▶ **Requirement**: Copy out every record below exactly as written, but leave out any pictures.

>> START Exercise inputs

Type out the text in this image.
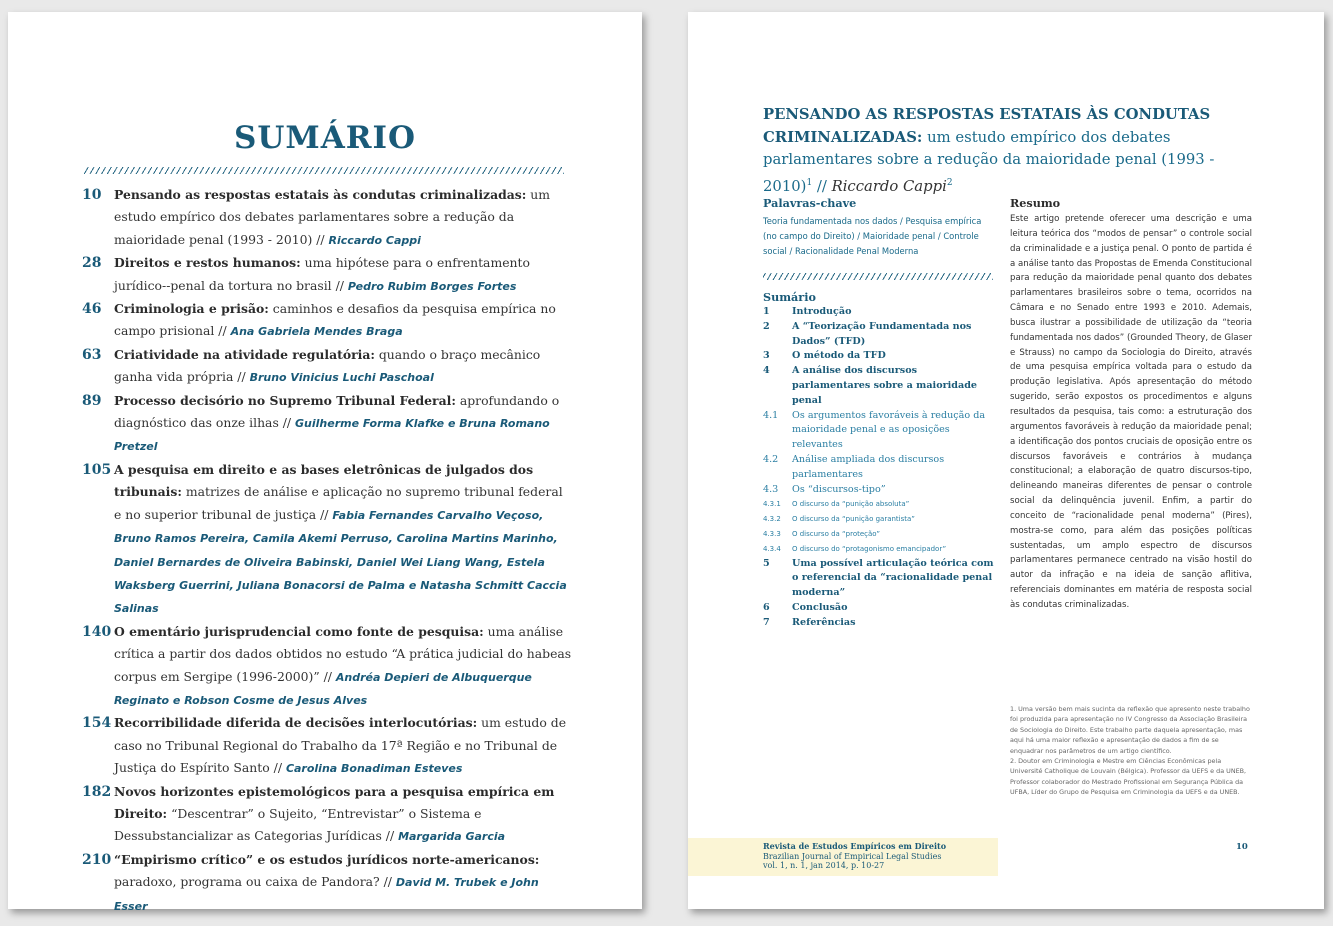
SUMÁRIO
10 Pensando as respostas estatais às condutas criminalizadas: um estudo empírico dos debates parlamentares sobre a redução da maioridade penal (1993 - 2010) // Riccardo Cappi
28 Direitos e restos humanos: uma hipótese para o enfrentamento jurídico--penal da tortura no brasil // Pedro Rubim Borges Fortes
46 Criminologia e prisão: caminhos e desafios da pesquisa empírica no campo prisional // Ana Gabriela Mendes Braga
63 Criatividade na atividade regulatória: quando o braço mecânico ganha vida própria // Bruno Vinicius Luchi Paschoal
89 Processo decisório no Supremo Tribunal Federal: aprofundando o diagnóstico das onze ilhas // Guilherme Forma Klafke e Bruna Romano Pretzel
105 A pesquisa em direito e as bases eletrônicas de julgados dos tribunais: matrizes de análise e aplicação no supremo tribunal federal e no superior tribunal de justiça // Fabia Fernandes Carvalho Veçoso, Bruno Ramos Pereira, Camila Akemi Perruso, Carolina Martins Marinho, Daniel Bernardes de Oliveira Babinski, Daniel Wei Liang Wang, Estela Waksberg Guerrini, Juliana Bonacorsi de Palma e Natasha Schmitt Caccia Salinas
140 O ementário jurisprudencial como fonte de pesquisa: uma análise crítica a partir dos dados obtidos no estudo “A prática judicial do habeas corpus em Sergipe (1996-2000)” // Andréa Depieri de Albuquerque Reginato e Robson Cosme de Jesus Alves
154 Recorribilidade diferida de decisões interlocutórias: um estudo de caso no Tribunal Regional do Trabalho da 17ª Região e no Tribunal de Justiça do Espírito Santo // Carolina Bonadiman Esteves
182 Novos horizontes epistemológicos para a pesquisa empírica em Direito: “Descentrar” o Sujeito, “Entrevistar” o Sistema e Dessubstancializar as Categorias Jurídicas // Margarida Garcia
210 “Empirismo crítico” e os estudos jurídicos norte-americanos: paradoxo, programa ou caixa de Pandora? // David M. Trubek e John Esser
PENSANDO AS RESPOSTAS ESTATAIS ÀS CONDUTAS CRIMINALIZADAS: um estudo empírico dos debates parlamentares sobre a redução da maioridade penal (1993 - 2010)$^1$ // Riccardo Cappi$^2$
Palavras-chave
Teoria fundamentada nos dados / Pesquisa empírica (no campo do Direito) / Maioridade penal / Controle social / Racionalidade Penal Moderna
Sumário
1	Introdução
2	A “Teorização Fundamentada nos Dados” (TFD)
3	O método da TFD
4	A análise dos discursos parlamentares sobre a maioridade penal
4.1	Os argumentos favoráveis à redução da maioridade penal e as oposições relevantes
4.2	Análise ampliada dos discursos parlamentares
4.3	Os “discursos-tipo”
4.3.1	O discurso da “punição absoluta”
4.3.2	O discurso da “punição garantista”
4.3.3	O discurso da “proteção”
4.3.4	O discurso do “protagonismo emancipador”
5	Uma possível articulação teórica com o referencial da “racionalidade penal moderna”
6	Conclusão
7	Referências
Resumo
Este artigo pretende oferecer uma descrição e uma leitura teórica dos “modos de pensar” o controle social da criminalidade e a justiça penal. O ponto de partida é a análise tanto das Propostas de Emenda Constitucional para redução da maioridade penal quanto dos debates parlamentares brasileiros sobre o tema, ocorridos na Câmara e no Senado entre 1993 e 2010. Ademais, busca ilustrar a possibilidade de utilização da “teoria fundamentada nos dados” (Grounded Theory, de Glaser e Strauss) no campo da Sociologia do Direito, através de uma pesquisa empírica voltada para o estudo da produção legislativa. Após apresentação do método sugerido, serão expostos os procedimentos e alguns resultados da pesquisa, tais como: a estruturação dos argumentos favoráveis à redução da maioridade penal; a identificação dos pontos cruciais de oposição entre os discursos favoráveis e contrários à mudança constitucional; a elaboração de quatro discursos-tipo, delineando maneiras diferentes de pensar o controle social da delinquência juvenil. Enfim, a partir do conceito de “racionalidade penal moderna” (Pires), mostra-se como, para além das posições políticas sustentadas, um amplo espectro de discursos parlamentares permanece centrado na visão hostil do autor da infração e na ideia de sanção aflitiva, referenciais dominantes em matéria de resposta social às condutas criminalizadas.

1. Uma versão bem mais sucinta da reflexão que apresento neste trabalho foi produzida para apresentação no IV Congresso da Associação Brasileira de Sociologia do Direito. Este trabalho parte daquela apresentação, mas aqui há uma maior reflexão e apresentação de dados a fim de se enquadrar nos parâmetros de um artigo científico.

2. Doutor em Criminologia e Mestre em Ciências Econômicas pela Université Catholique de Louvain (Bélgica). Professor da UEFS e da UNEB, Professor colaborador do Mestrado Profissional em Segurança Pública da UFBA, Líder do Grupo de Pesquisa em Criminologia da UEFS e da UNEB.

Revista de Estudos Empíricos em Direito
Brazilian Journal of Empirical Legal Studies
vol. 1, n. 1, jan 2014, p. 10-27
10
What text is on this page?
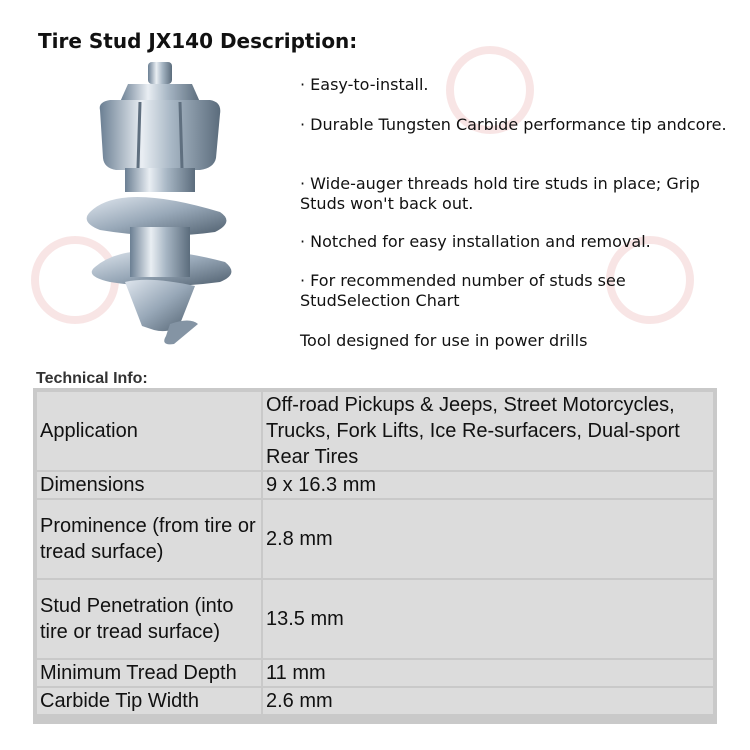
Tire Stud JX140 Description:
· Easy-to-install.
· Durable Tungsten Carbide performance tip andcore.
· Wide-auger threads hold tire studs in place; Grip Studs won't back out.
· Notched for easy installation and removal.
· For recommended number of studs see StudSelection Chart
Tool designed for use in power drills
Technical Info:
Application	Off-road Pickups & Jeeps, Street Motorcycles, Trucks, Fork Lifts, Ice Re-surfacers, Dual-sport Rear Tires
Dimensions	9 x 16.3 mm
Prominence (from tire or tread surface)	2.8 mm
Stud Penetration (into tire or tread surface)	13.5 mm
Minimum Tread Depth	11 mm
Carbide Tip Width	2.6 mm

>> END Exercise inputs

▶ **Correct response**:
Type out the text in this image.
SUMÁRIO
10 Pensando as respostas estatais às condutas criminalizadas: um estudo empírico dos debates parlamentares sobre a redução da maioridade penal (1993 - 2010) // Riccardo Cappi
28 Direitos e restos humanos: uma hipótese para o enfrentamento jurídico--penal da tortura no brasil // Pedro Rubim Borges Fortes
46 Criminologia e prisão: caminhos e desafios da pesquisa empírica no campo prisional // Ana Gabriela Mendes Braga
63 Criatividade na atividade regulatória: quando o braço mecânico ganha vida própria // Bruno Vinicius Luchi Paschoal
89 Processo decisório no Supremo Tribunal Federal: aprofundando o diagnóstico das onze ilhas // Guilherme Forma Klafke e Bruna Romano Pretzel
105 A pesquisa em direito e as bases eletrônicas de julgados dos tribunais: matrizes de análise e aplicação no supremo tribunal federal e no superior tribunal de justiça // Fabia Fernandes Carvalho Veçoso, Bruno Ramos Pereira, Camila Akemi Perruso, Carolina Martins Marinho, Daniel Bernardes de Oliveira Babinski, Daniel Wei Liang Wang, Estela Waksberg Guerrini, Juliana Bonacorsi de Palma e Natasha Schmitt Caccia Salinas
140 O ementário jurisprudencial como fonte de pesquisa: uma análise crítica a partir dos dados obtidos no estudo “A prática judicial do habeas corpus em Sergipe (1996-2000)” // Andréa Depieri de Albuquerque Reginato e Robson Cosme de Jesus Alves
154 Recorribilidade diferida de decisões interlocutórias: um estudo de caso no Tribunal Regional do Trabalho da 17ª Região e no Tribunal de Justiça do Espírito Santo // Carolina Bonadiman Esteves
182 Novos horizontes epistemológicos para a pesquisa empírica em Direito: “Descentrar” o Sujeito, “Entrevistar” o Sistema e Dessubstancializar as Categorias Jurídicas // Margarida Garcia
210 “Empirismo crítico” e os estudos jurídicos norte-americanos: paradoxo, programa ou caixa de Pandora? // David M. Trubek e John Esser
PENSANDO AS RESPOSTAS ESTATAIS ÀS CONDUTAS CRIMINALIZADAS: um estudo empírico dos debates parlamentares sobre a redução da maioridade penal (1993 - 2010)$^1$ // Riccardo Cappi$^2$
Palavras-chave
Teoria fundamentada nos dados / Pesquisa empírica (no campo do Direito) / Maioridade penal / Controle social / Racionalidade Penal Moderna
Sumário
1	Introdução
2	A “Teorização Fundamentada nos Dados” (TFD)
3	O método da TFD
4	A análise dos discursos parlamentares sobre a maioridade penal
4.1	Os argumentos favoráveis à redução da maioridade penal e as oposições relevantes
4.2	Análise ampliada dos discursos parlamentares
4.3	Os “discursos-tipo”
4.3.1	O discurso da “punição absoluta”
4.3.2	O discurso da “punição garantista”
4.3.3	O discurso da “proteção”
4.3.4	O discurso do “protagonismo emancipador”
5	Uma possível articulação teórica com o referencial da “racionalidade penal moderna”
6	Conclusão
7	Referências
Resumo
Este artigo pretende oferecer uma descrição e uma leitura teórica dos “modos de pensar” o controle social da criminalidade e a justiça penal. O ponto de partida é a análise tanto das Propostas de Emenda Constitucional para redução da maioridade penal quanto dos debates parlamentares brasileiros sobre o tema, ocorridos na Câmara e no Senado entre 1993 e 2010. Ademais, busca ilustrar a possibilidade de utilização da “teoria fundamentada nos dados” (Grounded Theory, de Glaser e Strauss) no campo da Sociologia do Direito, através de uma pesquisa empírica voltada para o estudo da produção legislativa. Após apresentação do método sugerido, serão expostos os procedimentos e alguns resultados da pesquisa, tais como: a estruturação dos argumentos favoráveis à redução da maioridade penal; a identificação dos pontos cruciais de oposição entre os discursos favoráveis e contrários à mudança constitucional; a elaboração de quatro discursos-tipo, delineando maneiras diferentes de pensar o controle social da delinquência juvenil. Enfim, a partir do conceito de “racionalidade penal moderna” (Pires), mostra-se como, para além das posições políticas sustentadas, um amplo espectro de discursos parlamentares permanece centrado na visão hostil do autor da infração e na ideia de sanção aflitiva, referenciais dominantes em matéria de resposta social às condutas criminalizadas.

1. Uma versão bem mais sucinta da reflexão que apresento neste trabalho foi produzida para apresentação no IV Congresso da Associação Brasileira de Sociologia do Direito. Este trabalho parte daquela apresentação, mas aqui há uma maior reflexão e apresentação de dados a fim de se enquadrar nos parâmetros de um artigo científico.

2. Doutor em Criminologia e Mestre em Ciências Econômicas pela Université Catholique de Louvain (Bélgica). Professor da UEFS e da UNEB, Professor colaborador do Mestrado Profissional em Segurança Pública da UFBA, Líder do Grupo de Pesquisa em Criminologia da UEFS e da UNEB.

Revista de Estudos Empíricos em Direito
Brazilian Journal of Empirical Legal Studies
vol. 1, n. 1, jan 2014, p. 10-27
10
What text is on this page?
Tire Stud JX140 Description:
· Easy-to-install.
· Durable Tungsten Carbide performance tip andcore.
· Wide-auger threads hold tire studs in place; Grip Studs won't back out.
· Notched for easy installation and removal.
· For recommended number of studs see StudSelection Chart
Tool designed for use in power drills
Technical Info:
Application	Off-road Pickups & Jeeps, Street Motorcycles, Trucks, Fork Lifts, Ice Re-surfacers, Dual-sport Rear Tires
Dimensions	9 x 16.3 mm
Prominence (from tire or tread surface)	2.8 mm
Stud Penetration (into tire or tread surface)	13.5 mm
Minimum Tread Depth	11 mm
Carbide Tip Width	2.6 mm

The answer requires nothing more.